Your instructions: Copy every line from the material below that holds "Road".

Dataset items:
--- Begin ---
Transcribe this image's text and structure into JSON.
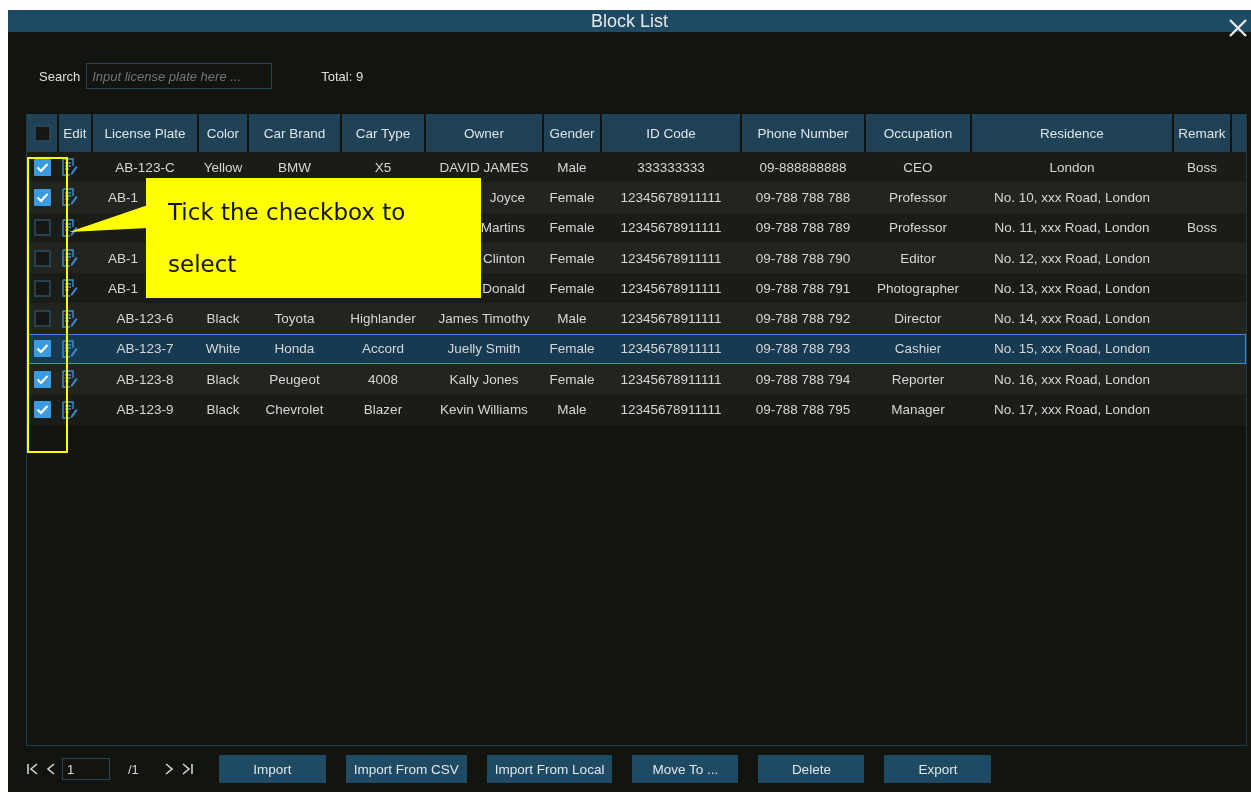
{
  "window": {
    "title": "Block List"
  },
  "search": {
    "label": "Search",
    "placeholder": "Input license plate here ...",
    "total": "Total: 9"
  },
  "table": {
    "select_all": {
      "checked": false
    },
    "columns": [
      "Edit",
      "License Plate",
      "Color",
      "Car Brand",
      "Car Type",
      "Owner",
      "Gender",
      "ID Code",
      "Phone Number",
      "Occupation",
      "Residence",
      "Remark"
    ],
    "rows": [
      {
        "checked": true,
        "selected": false,
        "cells": [
          "",
          "AB-123-C",
          "Yellow",
          "BMW",
          "X5",
          "DAVID JAMES",
          "Male",
          "333333333",
          "09-888888888",
          "CEO",
          "London",
          "Boss"
        ]
      },
      {
        "checked": true,
        "selected": false,
        "cells": [
          "",
          "AB-1",
          "",
          "",
          "",
          "Joyce",
          "Female",
          "12345678911111",
          "09-788 788 788",
          "Professor",
          "No. 10, xxx Road, London",
          ""
        ]
      },
      {
        "checked": false,
        "selected": false,
        "cells": [
          "",
          "",
          "",
          "",
          "",
          "Martins",
          "Female",
          "12345678911111",
          "09-788 788 789",
          "Professor",
          "No. 11, xxx Road, London",
          "Boss"
        ]
      },
      {
        "checked": false,
        "selected": false,
        "cells": [
          "",
          "AB-1",
          "",
          "",
          "",
          "Clinton",
          "Female",
          "12345678911111",
          "09-788 788 790",
          "Editor",
          "No. 12, xxx Road, London",
          ""
        ]
      },
      {
        "checked": false,
        "selected": false,
        "cells": [
          "",
          "AB-1",
          "",
          "",
          "",
          "Donald",
          "Female",
          "12345678911111",
          "09-788 788 791",
          "Photographer",
          "No. 13, xxx Road, London",
          ""
        ]
      },
      {
        "checked": false,
        "selected": false,
        "cells": [
          "",
          "AB-123-6",
          "Black",
          "Toyota",
          "Highlander",
          "James Timothy",
          "Male",
          "12345678911111",
          "09-788 788 792",
          "Director",
          "No. 14, xxx Road, London",
          ""
        ]
      },
      {
        "checked": true,
        "selected": true,
        "cells": [
          "",
          "AB-123-7",
          "White",
          "Honda",
          "Accord",
          "Juelly Smith",
          "Female",
          "12345678911111",
          "09-788 788 793",
          "Cashier",
          "No. 15, xxx Road, London",
          ""
        ]
      },
      {
        "checked": true,
        "selected": false,
        "cells": [
          "",
          "AB-123-8",
          "Black",
          "Peugeot",
          "4008",
          "Kally Jones",
          "Female",
          "12345678911111",
          "09-788 788 794",
          "Reporter",
          "No. 16, xxx Road, London",
          ""
        ]
      },
      {
        "checked": true,
        "selected": false,
        "cells": [
          "",
          "AB-123-9",
          "Black",
          "Chevrolet",
          "Blazer",
          "Kevin Williams",
          "Male",
          "12345678911111",
          "09-788 788 795",
          "Manager",
          "No. 17, xxx Road, London",
          ""
        ]
      }
    ]
  },
  "callout": {
    "text": "Tick the checkbox to select"
  },
  "pager": {
    "page": "1",
    "of": "/1"
  },
  "buttons": [
    "Import",
    "Import From CSV",
    "Import From Local",
    "Move To ...",
    "Delete",
    "Export"
  ]
}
--- End ---
Answer to this task:
          "No. 10, xxx Road, London",
          "No. 11, xxx Road, London",
          "No. 12, xxx Road, London",
          "No. 13, xxx Road, London",
          "No. 14, xxx Road, London",
          "No. 15, xxx Road, London",
          "No. 16, xxx Road, London",
          "No. 17, xxx Road, London",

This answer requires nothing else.